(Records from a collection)
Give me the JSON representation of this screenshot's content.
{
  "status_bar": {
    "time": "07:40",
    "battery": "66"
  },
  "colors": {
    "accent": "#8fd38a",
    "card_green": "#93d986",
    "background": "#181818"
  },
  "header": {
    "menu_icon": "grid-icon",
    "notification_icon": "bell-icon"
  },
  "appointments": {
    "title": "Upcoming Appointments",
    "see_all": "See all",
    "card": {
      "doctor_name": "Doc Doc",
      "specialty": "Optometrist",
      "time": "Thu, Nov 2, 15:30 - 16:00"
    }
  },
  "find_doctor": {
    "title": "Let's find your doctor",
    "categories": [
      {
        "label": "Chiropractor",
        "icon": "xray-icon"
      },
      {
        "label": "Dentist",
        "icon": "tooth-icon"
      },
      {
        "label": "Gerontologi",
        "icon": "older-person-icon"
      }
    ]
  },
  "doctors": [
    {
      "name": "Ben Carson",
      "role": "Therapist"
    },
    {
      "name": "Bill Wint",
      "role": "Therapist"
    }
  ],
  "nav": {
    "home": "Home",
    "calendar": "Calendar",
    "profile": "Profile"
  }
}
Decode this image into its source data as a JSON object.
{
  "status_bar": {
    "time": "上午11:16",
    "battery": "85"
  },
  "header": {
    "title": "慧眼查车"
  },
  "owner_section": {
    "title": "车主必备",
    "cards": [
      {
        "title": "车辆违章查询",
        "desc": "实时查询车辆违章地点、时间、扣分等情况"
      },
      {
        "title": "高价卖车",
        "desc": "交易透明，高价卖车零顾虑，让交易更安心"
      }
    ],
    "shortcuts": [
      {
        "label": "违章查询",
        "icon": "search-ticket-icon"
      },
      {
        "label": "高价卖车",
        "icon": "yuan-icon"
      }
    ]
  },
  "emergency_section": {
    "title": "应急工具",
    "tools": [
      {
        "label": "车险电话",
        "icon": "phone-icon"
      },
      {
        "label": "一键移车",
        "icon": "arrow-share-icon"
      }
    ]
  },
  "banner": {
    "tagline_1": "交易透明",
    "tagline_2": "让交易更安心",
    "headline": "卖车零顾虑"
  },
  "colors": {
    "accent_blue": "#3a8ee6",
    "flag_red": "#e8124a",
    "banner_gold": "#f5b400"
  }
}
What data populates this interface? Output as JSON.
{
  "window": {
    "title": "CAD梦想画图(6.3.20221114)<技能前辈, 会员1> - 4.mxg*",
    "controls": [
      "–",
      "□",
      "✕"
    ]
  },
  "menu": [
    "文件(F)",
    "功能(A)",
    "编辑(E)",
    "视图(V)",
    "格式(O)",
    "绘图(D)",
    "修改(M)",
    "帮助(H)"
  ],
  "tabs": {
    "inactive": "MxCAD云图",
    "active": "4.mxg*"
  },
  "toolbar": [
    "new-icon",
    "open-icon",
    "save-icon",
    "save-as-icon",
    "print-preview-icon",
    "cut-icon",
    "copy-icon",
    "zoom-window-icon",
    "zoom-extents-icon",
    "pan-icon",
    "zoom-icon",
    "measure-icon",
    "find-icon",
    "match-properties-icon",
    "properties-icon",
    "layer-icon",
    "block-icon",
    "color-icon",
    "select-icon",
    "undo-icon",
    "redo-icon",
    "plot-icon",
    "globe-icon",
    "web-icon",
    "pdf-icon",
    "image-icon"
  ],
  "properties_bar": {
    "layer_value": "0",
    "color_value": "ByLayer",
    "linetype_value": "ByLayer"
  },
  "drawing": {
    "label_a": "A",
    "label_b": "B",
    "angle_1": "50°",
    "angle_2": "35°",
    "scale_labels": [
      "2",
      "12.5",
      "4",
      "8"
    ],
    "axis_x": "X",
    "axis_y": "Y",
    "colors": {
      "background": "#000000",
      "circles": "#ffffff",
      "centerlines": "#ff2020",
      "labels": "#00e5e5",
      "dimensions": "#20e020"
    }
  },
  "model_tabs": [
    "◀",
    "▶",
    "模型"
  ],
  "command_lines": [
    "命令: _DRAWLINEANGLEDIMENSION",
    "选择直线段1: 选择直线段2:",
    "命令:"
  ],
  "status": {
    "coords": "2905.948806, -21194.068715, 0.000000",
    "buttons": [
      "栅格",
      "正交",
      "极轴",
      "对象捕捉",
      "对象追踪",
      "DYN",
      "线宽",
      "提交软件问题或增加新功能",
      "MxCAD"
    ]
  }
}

■ YOUR OBJECTIVE: Transcribe each entry precisely, missing none.

■ OUTPUT FOR THIS EXERCISE:
Give me the JSON representation of this screenshot's content.
{
  "status_bar": {
    "time": "07:40",
    "battery": "66"
  },
  "colors": {
    "accent": "#8fd38a",
    "card_green": "#93d986",
    "background": "#181818"
  },
  "header": {
    "menu_icon": "grid-icon",
    "notification_icon": "bell-icon"
  },
  "appointments": {
    "title": "Upcoming Appointments",
    "see_all": "See all",
    "card": {
      "doctor_name": "Doc Doc",
      "specialty": "Optometrist",
      "time": "Thu, Nov 2, 15:30 - 16:00"
    }
  },
  "find_doctor": {
    "title": "Let's find your doctor",
    "categories": [
      {
        "label": "Chiropractor",
        "icon": "xray-icon"
      },
      {
        "label": "Dentist",
        "icon": "tooth-icon"
      },
      {
        "label": "Gerontologi",
        "icon": "older-person-icon"
      }
    ]
  },
  "doctors": [
    {
      "name": "Ben Carson",
      "role": "Therapist"
    },
    {
      "name": "Bill Wint",
      "role": "Therapist"
    }
  ],
  "nav": {
    "home": "Home",
    "calendar": "Calendar",
    "profile": "Profile"
  }
}
Decode this image into its source data as a JSON object.
{
  "status_bar": {
    "time": "上午11:16",
    "battery": "85"
  },
  "header": {
    "title": "慧眼查车"
  },
  "owner_section": {
    "title": "车主必备",
    "cards": [
      {
        "title": "车辆违章查询",
        "desc": "实时查询车辆违章地点、时间、扣分等情况"
      },
      {
        "title": "高价卖车",
        "desc": "交易透明，高价卖车零顾虑，让交易更安心"
      }
    ],
    "shortcuts": [
      {
        "label": "违章查询",
        "icon": "search-ticket-icon"
      },
      {
        "label": "高价卖车",
        "icon": "yuan-icon"
      }
    ]
  },
  "emergency_section": {
    "title": "应急工具",
    "tools": [
      {
        "label": "车险电话",
        "icon": "phone-icon"
      },
      {
        "label": "一键移车",
        "icon": "arrow-share-icon"
      }
    ]
  },
  "banner": {
    "tagline_1": "交易透明",
    "tagline_2": "让交易更安心",
    "headline": "卖车零顾虑"
  },
  "colors": {
    "accent_blue": "#3a8ee6",
    "flag_red": "#e8124a",
    "banner_gold": "#f5b400"
  }
}
What data populates this interface? Output as JSON.
{
  "window": {
    "title": "CAD梦想画图(6.3.20221114)<技能前辈, 会员1> - 4.mxg*",
    "controls": [
      "–",
      "□",
      "✕"
    ]
  },
  "menu": [
    "文件(F)",
    "功能(A)",
    "编辑(E)",
    "视图(V)",
    "格式(O)",
    "绘图(D)",
    "修改(M)",
    "帮助(H)"
  ],
  "tabs": {
    "inactive": "MxCAD云图",
    "active": "4.mxg*"
  },
  "toolbar": [
    "new-icon",
    "open-icon",
    "save-icon",
    "save-as-icon",
    "print-preview-icon",
    "cut-icon",
    "copy-icon",
    "zoom-window-icon",
    "zoom-extents-icon",
    "pan-icon",
    "zoom-icon",
    "measure-icon",
    "find-icon",
    "match-properties-icon",
    "properties-icon",
    "layer-icon",
    "block-icon",
    "color-icon",
    "select-icon",
    "undo-icon",
    "redo-icon",
    "plot-icon",
    "globe-icon",
    "web-icon",
    "pdf-icon",
    "image-icon"
  ],
  "properties_bar": {
    "layer_value": "0",
    "color_value": "ByLayer",
    "linetype_value": "ByLayer"
  },
  "drawing": {
    "label_a": "A",
    "label_b": "B",
    "angle_1": "50°",
    "angle_2": "35°",
    "scale_labels": [
      "2",
      "12.5",
      "4",
      "8"
    ],
    "axis_x": "X",
    "axis_y": "Y",
    "colors": {
      "background": "#000000",
      "circles": "#ffffff",
      "centerlines": "#ff2020",
      "labels": "#00e5e5",
      "dimensions": "#20e020"
    }
  },
  "model_tabs": [
    "◀",
    "▶",
    "模型"
  ],
  "command_lines": [
    "命令: _DRAWLINEANGLEDIMENSION",
    "选择直线段1: 选择直线段2:",
    "命令:"
  ],
  "status": {
    "coords": "2905.948806, -21194.068715, 0.000000",
    "buttons": [
      "栅格",
      "正交",
      "极轴",
      "对象捕捉",
      "对象追踪",
      "DYN",
      "线宽",
      "提交软件问题或增加新功能",
      "MxCAD"
    ]
  }
}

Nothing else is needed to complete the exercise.